(Items from a figure collection)
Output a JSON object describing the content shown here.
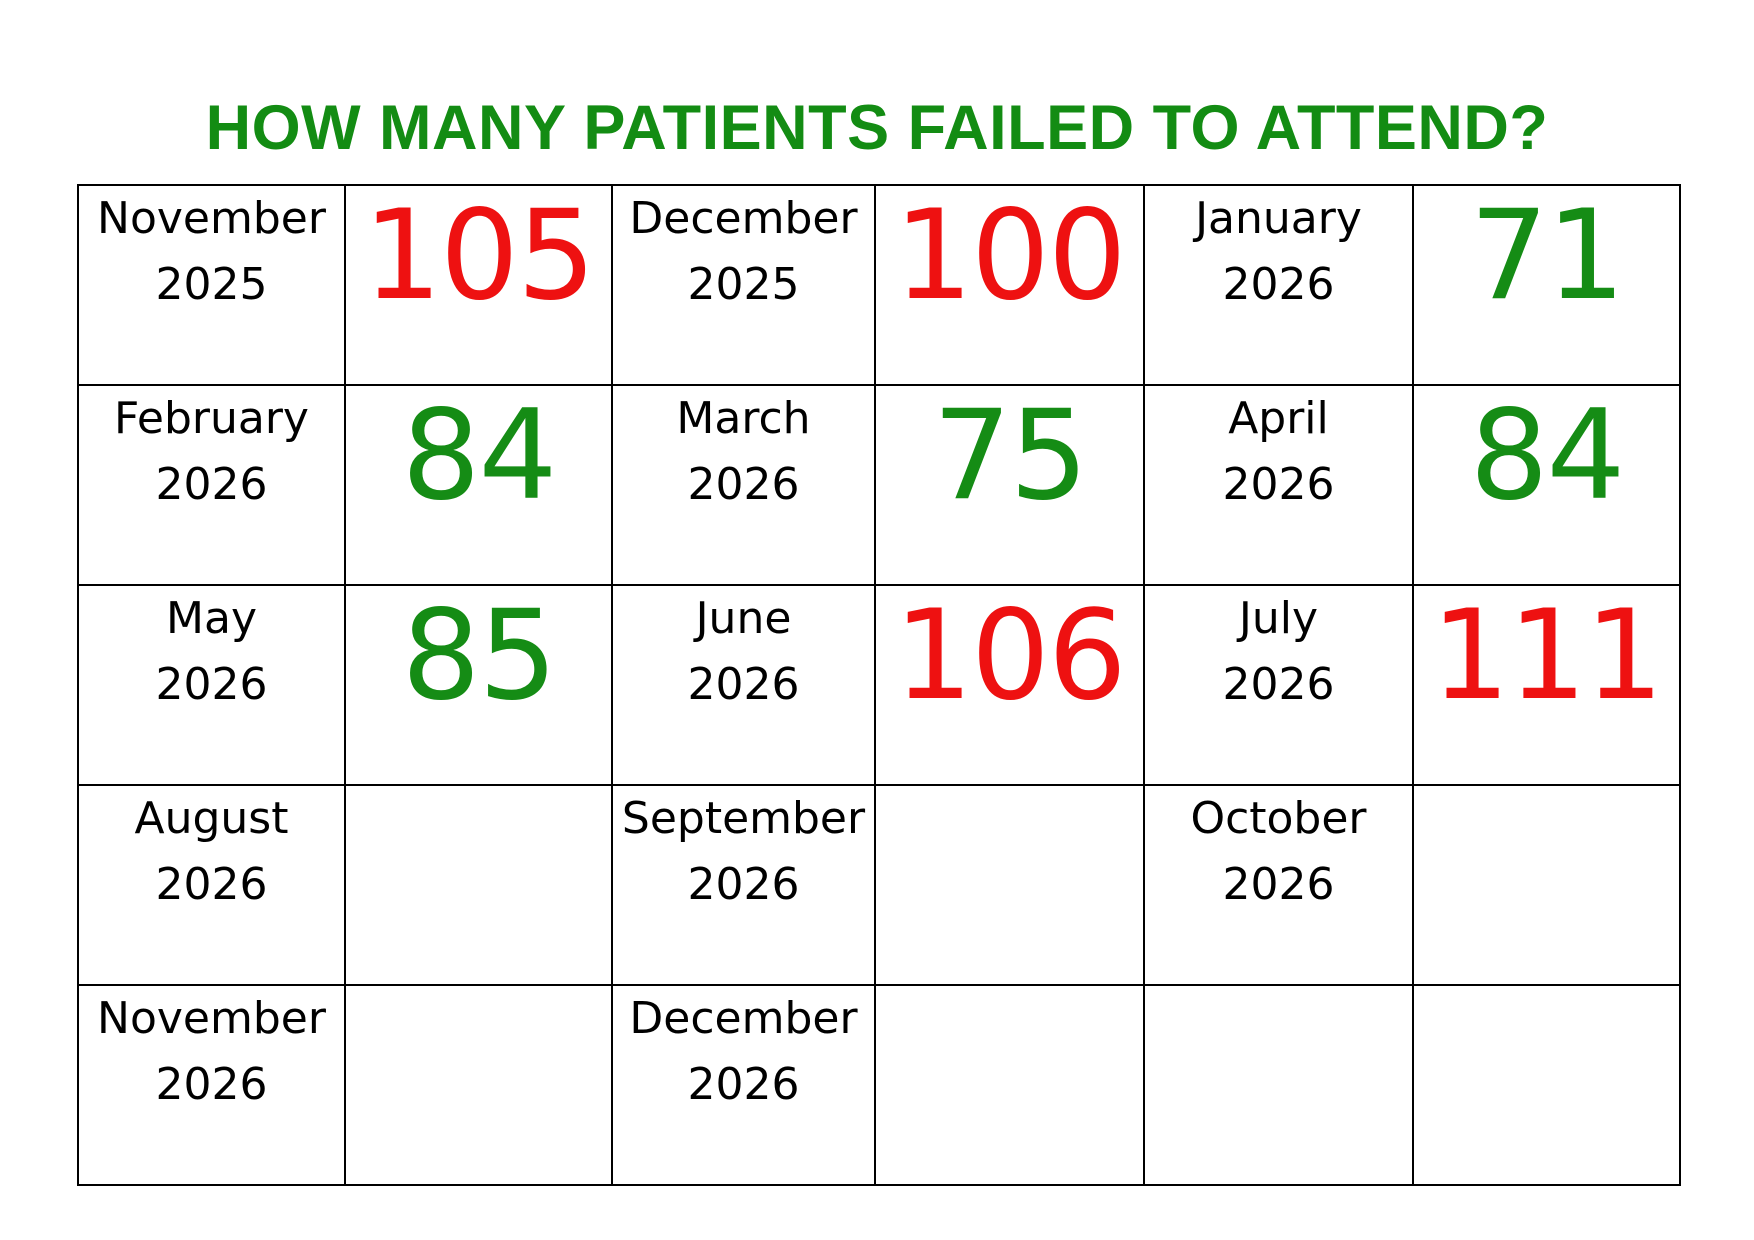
{
  "title": "HOW MANY PATIENTS FAILED TO ATTEND?",
  "colors": {
    "title": "#138c13",
    "above_threshold": "#ee1111",
    "below_threshold": "#158c15",
    "grid_lines": "#000000"
  },
  "rows": [
    [
      {
        "month": "November",
        "year": "2025",
        "value": "105",
        "status": "red"
      },
      {
        "month": "December",
        "year": "2025",
        "value": "100",
        "status": "red"
      },
      {
        "month": "January",
        "year": "2026",
        "value": "71",
        "status": "green"
      }
    ],
    [
      {
        "month": "February",
        "year": "2026",
        "value": "84",
        "status": "green"
      },
      {
        "month": "March",
        "year": "2026",
        "value": "75",
        "status": "green"
      },
      {
        "month": "April",
        "year": "2026",
        "value": "84",
        "status": "green"
      }
    ],
    [
      {
        "month": "May",
        "year": "2026",
        "value": "85",
        "status": "green"
      },
      {
        "month": "June",
        "year": "2026",
        "value": "106",
        "status": "red"
      },
      {
        "month": "July",
        "year": "2026",
        "value": "111",
        "status": "red"
      }
    ],
    [
      {
        "month": "August",
        "year": "2026",
        "value": "",
        "status": ""
      },
      {
        "month": "September",
        "year": "2026",
        "value": "",
        "status": ""
      },
      {
        "month": "October",
        "year": "2026",
        "value": "",
        "status": ""
      }
    ],
    [
      {
        "month": "November",
        "year": "2026",
        "value": "",
        "status": ""
      },
      {
        "month": "December",
        "year": "2026",
        "value": "",
        "status": ""
      },
      {
        "month": "",
        "year": "",
        "value": "",
        "status": ""
      }
    ]
  ]
}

Task objective:
What lines hold the string "title"? Pick them out of the data.

Problem solution:
  "title": "HOW MANY PATIENTS FAILED TO ATTEND?",
    "title": "#138c13",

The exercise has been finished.